[Data items]
****************

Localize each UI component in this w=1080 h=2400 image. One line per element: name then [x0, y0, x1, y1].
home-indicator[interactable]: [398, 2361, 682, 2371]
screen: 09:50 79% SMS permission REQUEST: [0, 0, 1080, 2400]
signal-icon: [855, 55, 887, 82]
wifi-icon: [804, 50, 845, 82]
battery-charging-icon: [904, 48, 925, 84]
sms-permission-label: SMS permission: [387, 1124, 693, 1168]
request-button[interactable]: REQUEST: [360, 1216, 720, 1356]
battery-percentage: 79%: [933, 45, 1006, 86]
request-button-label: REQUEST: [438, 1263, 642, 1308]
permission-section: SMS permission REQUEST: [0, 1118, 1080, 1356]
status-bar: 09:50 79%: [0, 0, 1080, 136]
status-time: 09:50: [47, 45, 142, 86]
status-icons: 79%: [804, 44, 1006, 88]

****************

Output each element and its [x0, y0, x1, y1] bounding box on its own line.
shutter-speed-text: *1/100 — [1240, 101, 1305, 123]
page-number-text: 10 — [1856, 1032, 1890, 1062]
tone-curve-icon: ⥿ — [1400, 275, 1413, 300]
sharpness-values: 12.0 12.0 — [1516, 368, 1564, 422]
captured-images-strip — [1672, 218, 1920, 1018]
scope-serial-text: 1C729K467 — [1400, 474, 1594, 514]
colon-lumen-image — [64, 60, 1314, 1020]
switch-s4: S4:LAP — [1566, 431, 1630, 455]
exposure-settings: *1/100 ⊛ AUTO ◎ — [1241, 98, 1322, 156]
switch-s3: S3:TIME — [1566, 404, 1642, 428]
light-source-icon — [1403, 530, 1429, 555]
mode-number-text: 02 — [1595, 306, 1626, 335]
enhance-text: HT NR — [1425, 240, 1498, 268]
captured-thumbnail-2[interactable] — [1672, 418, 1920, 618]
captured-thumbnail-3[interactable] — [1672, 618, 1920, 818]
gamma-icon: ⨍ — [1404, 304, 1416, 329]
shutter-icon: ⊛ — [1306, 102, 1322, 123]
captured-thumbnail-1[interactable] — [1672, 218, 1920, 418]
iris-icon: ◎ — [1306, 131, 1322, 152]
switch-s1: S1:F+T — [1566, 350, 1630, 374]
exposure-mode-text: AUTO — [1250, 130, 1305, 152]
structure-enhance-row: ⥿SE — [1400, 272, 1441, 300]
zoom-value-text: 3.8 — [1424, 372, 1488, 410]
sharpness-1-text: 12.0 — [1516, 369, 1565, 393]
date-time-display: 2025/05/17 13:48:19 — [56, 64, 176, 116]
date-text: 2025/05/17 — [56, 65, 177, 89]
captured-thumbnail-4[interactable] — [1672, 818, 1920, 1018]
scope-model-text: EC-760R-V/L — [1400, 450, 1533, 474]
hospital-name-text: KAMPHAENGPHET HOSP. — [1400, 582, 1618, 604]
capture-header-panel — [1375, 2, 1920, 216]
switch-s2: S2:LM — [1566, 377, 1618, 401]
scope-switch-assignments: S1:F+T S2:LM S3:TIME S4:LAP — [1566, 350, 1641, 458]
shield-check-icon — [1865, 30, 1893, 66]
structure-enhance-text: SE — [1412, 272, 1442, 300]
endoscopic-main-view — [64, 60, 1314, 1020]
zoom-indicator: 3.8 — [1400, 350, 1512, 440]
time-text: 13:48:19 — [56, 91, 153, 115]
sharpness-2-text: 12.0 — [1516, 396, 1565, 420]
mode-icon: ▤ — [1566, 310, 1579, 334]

****************

• Exercise details:
Lay out the lines from the one containing "Localize each UI" through the one containing "signal-icon: [855, 55, 887, 82]", both included, as a JSON list of strings with one string per line and blank lines omitted.

• Written solution:
[
  "Localize each UI component in this w=1080 h=2400 image. One line per element: name then [x0, y0, x1, y1].",
  "home-indicator[interactable]: [398, 2361, 682, 2371]",
  "screen: 09:50 79% SMS permission REQUEST: [0, 0, 1080, 2400]",
  "signal-icon: [855, 55, 887, 82]"
]